DO THIS:
Restate all of the data exactly.

PROVIDED DATA:
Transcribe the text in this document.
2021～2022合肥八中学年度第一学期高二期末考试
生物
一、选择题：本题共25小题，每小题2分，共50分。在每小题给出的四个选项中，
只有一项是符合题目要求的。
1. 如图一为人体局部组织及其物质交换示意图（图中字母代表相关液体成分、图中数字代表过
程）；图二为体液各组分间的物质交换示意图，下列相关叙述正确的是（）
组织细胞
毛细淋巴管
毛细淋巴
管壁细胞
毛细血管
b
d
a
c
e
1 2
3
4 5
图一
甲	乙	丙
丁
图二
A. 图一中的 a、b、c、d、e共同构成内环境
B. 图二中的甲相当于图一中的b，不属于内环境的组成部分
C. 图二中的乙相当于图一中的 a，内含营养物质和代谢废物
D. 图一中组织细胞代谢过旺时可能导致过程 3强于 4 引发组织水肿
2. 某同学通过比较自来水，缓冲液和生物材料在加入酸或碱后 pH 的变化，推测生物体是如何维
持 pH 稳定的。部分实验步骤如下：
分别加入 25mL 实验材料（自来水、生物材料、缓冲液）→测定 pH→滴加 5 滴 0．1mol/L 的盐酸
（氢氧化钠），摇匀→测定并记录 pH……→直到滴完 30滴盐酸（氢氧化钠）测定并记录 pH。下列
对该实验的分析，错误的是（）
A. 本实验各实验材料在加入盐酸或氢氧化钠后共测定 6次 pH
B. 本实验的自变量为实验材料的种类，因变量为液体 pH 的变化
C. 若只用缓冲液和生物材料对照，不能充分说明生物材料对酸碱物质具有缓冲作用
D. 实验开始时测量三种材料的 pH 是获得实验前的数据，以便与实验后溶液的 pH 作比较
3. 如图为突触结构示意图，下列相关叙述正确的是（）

SOLUTION TO THE PROBLEM:
Transcribe the text in this document.
2021～2022合肥八中学年度第一学期高二期末考试
生物
一、选择题：本题共25小题，每小题2分，共50分。在每小题给出的四个选项中，
只有一项是符合题目要求的。
1. 如图一为人体局部组织及其物质交换示意图（图中字母代表相关液体成分、图中数字代表过
程）；图二为体液各组分间的物质交换示意图，下列相关叙述正确的是（）
组织细胞
毛细淋巴管
毛细淋巴
管壁细胞
毛细血管
b
d
a
c
e
1 2
3
4 5
图一
甲	乙	丙
丁
图二
A. 图一中的 a、b、c、d、e共同构成内环境
B. 图二中的甲相当于图一中的b，不属于内环境的组成部分
C. 图二中的乙相当于图一中的 a，内含营养物质和代谢废物
D. 图一中组织细胞代谢过旺时可能导致过程 3强于 4 引发组织水肿
2. 某同学通过比较自来水，缓冲液和生物材料在加入酸或碱后 pH 的变化，推测生物体是如何维
持 pH 稳定的。部分实验步骤如下：
分别加入 25mL 实验材料（自来水、生物材料、缓冲液）→测定 pH→滴加 5 滴 0．1mol/L 的盐酸
（氢氧化钠），摇匀→测定并记录 pH……→直到滴完 30滴盐酸（氢氧化钠）测定并记录 pH。下列
对该实验的分析，错误的是（）
A. 本实验各实验材料在加入盐酸或氢氧化钠后共测定 6次 pH
B. 本实验的自变量为实验材料的种类，因变量为液体 pH 的变化
C. 若只用缓冲液和生物材料对照，不能充分说明生物材料对酸碱物质具有缓冲作用
D. 实验开始时测量三种材料的 pH 是获得实验前的数据，以便与实验后溶液的 pH 作比较
3. 如图为突触结构示意图，下列相关叙述正确的是（）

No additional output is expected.